Supplied information:
■ ■ ■ ■
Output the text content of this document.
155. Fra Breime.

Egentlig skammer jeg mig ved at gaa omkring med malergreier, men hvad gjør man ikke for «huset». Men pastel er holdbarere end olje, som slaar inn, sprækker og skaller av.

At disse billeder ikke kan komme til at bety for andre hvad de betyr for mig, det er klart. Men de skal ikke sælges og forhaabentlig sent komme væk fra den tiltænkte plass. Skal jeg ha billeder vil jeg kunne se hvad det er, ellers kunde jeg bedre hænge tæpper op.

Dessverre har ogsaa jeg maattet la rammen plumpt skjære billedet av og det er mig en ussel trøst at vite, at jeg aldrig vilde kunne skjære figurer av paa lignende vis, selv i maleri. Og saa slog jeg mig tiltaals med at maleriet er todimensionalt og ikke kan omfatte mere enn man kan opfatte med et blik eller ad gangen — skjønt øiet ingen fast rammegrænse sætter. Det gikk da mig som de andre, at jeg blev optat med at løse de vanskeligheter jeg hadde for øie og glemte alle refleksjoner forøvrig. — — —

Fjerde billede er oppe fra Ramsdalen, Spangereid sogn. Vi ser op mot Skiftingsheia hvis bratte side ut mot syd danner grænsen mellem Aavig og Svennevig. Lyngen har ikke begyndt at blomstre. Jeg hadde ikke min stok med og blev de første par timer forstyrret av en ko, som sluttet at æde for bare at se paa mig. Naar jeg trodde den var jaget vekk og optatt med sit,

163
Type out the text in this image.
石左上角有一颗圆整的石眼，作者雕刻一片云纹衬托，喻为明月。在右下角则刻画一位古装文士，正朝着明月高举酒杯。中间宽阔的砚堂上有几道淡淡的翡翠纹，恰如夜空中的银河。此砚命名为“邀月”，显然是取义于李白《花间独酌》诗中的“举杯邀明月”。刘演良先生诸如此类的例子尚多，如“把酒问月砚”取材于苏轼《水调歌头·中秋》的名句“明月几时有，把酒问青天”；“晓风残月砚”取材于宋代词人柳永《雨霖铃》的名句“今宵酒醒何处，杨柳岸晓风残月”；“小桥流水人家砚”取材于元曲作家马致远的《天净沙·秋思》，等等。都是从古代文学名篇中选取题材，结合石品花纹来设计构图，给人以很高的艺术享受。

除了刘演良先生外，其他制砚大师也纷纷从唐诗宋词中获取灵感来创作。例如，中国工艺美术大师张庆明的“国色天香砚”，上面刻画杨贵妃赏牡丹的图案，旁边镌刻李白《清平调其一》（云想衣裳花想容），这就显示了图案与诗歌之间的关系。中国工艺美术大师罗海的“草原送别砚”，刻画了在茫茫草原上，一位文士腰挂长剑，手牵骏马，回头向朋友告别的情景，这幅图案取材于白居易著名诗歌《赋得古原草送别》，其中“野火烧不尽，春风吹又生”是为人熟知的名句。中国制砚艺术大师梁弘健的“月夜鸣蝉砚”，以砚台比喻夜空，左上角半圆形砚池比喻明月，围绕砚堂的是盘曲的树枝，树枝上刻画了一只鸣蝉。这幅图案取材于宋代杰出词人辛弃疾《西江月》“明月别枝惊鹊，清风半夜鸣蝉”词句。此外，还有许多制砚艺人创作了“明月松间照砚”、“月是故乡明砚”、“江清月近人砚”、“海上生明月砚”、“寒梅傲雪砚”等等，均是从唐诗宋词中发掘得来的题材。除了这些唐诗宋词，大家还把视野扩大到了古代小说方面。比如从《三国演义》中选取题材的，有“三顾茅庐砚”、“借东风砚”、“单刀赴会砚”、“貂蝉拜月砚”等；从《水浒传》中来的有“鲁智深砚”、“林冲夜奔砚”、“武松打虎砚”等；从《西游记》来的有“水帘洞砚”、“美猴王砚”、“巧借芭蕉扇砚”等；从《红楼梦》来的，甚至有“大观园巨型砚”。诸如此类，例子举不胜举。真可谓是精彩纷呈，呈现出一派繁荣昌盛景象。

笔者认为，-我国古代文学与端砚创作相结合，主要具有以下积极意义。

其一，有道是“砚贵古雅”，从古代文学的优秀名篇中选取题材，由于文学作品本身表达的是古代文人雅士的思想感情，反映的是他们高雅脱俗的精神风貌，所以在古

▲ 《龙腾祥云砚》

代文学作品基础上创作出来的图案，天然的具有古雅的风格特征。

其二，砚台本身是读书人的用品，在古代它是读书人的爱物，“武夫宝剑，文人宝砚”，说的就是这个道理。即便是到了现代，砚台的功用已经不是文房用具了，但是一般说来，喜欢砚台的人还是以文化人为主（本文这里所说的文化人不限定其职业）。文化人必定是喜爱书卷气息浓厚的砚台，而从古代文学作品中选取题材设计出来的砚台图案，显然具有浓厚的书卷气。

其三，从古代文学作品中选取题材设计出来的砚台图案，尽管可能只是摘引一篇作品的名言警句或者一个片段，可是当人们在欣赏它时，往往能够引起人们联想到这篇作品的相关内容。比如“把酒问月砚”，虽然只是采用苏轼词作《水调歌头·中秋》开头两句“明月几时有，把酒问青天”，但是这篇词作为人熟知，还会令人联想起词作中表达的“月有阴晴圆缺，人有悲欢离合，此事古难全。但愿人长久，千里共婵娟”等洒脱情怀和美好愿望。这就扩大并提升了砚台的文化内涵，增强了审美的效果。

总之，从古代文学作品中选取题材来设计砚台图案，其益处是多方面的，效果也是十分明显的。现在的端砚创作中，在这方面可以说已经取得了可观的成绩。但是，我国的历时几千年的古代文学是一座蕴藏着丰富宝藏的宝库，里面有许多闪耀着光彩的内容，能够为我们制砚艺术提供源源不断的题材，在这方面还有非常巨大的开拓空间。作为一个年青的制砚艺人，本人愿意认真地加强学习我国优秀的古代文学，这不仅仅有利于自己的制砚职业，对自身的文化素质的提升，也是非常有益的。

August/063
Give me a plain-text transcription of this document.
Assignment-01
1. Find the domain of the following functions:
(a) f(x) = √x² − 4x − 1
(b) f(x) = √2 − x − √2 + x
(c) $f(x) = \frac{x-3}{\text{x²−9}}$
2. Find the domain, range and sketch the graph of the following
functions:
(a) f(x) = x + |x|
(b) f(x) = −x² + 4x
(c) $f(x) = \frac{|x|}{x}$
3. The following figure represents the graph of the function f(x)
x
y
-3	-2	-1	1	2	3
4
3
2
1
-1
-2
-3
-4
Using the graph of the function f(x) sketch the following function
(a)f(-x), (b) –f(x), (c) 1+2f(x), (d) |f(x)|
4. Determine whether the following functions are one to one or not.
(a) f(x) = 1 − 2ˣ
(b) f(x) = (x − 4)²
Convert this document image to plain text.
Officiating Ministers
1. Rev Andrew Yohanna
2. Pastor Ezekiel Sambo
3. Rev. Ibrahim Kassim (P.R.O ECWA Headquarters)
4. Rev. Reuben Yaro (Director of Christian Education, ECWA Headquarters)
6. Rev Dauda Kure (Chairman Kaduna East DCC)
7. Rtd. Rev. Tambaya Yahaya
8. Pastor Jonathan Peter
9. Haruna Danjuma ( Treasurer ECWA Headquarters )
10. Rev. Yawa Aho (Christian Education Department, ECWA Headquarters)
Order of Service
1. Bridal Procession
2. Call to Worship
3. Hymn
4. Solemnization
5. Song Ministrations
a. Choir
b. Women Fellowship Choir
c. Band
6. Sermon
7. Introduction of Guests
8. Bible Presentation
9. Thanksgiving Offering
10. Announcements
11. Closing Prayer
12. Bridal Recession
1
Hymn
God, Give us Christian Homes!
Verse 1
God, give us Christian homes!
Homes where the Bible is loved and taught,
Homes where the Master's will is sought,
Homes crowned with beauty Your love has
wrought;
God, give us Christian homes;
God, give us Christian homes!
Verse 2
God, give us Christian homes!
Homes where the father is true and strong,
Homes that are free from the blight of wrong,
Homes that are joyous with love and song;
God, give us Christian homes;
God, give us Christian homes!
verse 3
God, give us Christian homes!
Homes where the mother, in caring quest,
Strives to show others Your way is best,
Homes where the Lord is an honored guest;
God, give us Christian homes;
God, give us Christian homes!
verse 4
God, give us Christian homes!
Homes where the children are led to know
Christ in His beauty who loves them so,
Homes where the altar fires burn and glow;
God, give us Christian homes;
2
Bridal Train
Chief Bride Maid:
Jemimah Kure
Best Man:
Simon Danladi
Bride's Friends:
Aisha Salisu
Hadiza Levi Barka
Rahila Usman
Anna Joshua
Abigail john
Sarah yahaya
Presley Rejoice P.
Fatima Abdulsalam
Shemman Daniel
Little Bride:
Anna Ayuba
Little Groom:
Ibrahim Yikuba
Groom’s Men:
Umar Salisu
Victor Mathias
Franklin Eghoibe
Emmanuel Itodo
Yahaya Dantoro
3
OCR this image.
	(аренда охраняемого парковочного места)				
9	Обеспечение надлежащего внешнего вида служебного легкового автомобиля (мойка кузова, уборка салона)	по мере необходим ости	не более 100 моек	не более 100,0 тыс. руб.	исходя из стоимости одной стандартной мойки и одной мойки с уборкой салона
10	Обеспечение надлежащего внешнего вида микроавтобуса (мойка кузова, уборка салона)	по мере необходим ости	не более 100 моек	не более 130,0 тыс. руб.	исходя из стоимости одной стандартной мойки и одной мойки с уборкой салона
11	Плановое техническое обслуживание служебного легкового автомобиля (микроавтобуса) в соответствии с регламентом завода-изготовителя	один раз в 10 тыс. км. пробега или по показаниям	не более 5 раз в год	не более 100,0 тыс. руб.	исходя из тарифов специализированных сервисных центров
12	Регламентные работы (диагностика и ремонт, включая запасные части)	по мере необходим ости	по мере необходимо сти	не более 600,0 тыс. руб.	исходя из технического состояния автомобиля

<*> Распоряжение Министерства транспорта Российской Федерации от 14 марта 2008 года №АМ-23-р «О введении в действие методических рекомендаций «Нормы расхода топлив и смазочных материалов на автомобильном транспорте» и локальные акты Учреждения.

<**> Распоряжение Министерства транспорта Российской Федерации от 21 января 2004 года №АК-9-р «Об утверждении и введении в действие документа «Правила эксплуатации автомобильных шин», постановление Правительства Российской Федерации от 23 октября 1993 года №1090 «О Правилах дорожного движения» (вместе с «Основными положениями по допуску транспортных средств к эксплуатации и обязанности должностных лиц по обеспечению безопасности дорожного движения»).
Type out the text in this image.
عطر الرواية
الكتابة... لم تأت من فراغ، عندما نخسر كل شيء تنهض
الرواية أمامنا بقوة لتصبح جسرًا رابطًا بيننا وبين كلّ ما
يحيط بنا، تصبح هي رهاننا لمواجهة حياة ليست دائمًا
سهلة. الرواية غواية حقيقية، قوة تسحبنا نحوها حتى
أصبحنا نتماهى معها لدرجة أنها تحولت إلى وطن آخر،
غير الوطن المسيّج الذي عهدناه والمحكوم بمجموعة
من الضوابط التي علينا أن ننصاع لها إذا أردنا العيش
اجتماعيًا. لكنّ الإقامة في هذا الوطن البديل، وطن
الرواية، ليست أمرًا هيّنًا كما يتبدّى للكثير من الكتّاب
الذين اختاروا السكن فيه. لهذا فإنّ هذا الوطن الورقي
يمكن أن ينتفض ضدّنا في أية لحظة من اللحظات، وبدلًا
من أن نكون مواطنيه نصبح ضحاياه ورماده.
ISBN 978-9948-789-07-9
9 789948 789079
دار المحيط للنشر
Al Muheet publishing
■ ■ ■ ■
Task details: Give the number of lines that carry the word "ECWA", with nothing added.

Final result: 4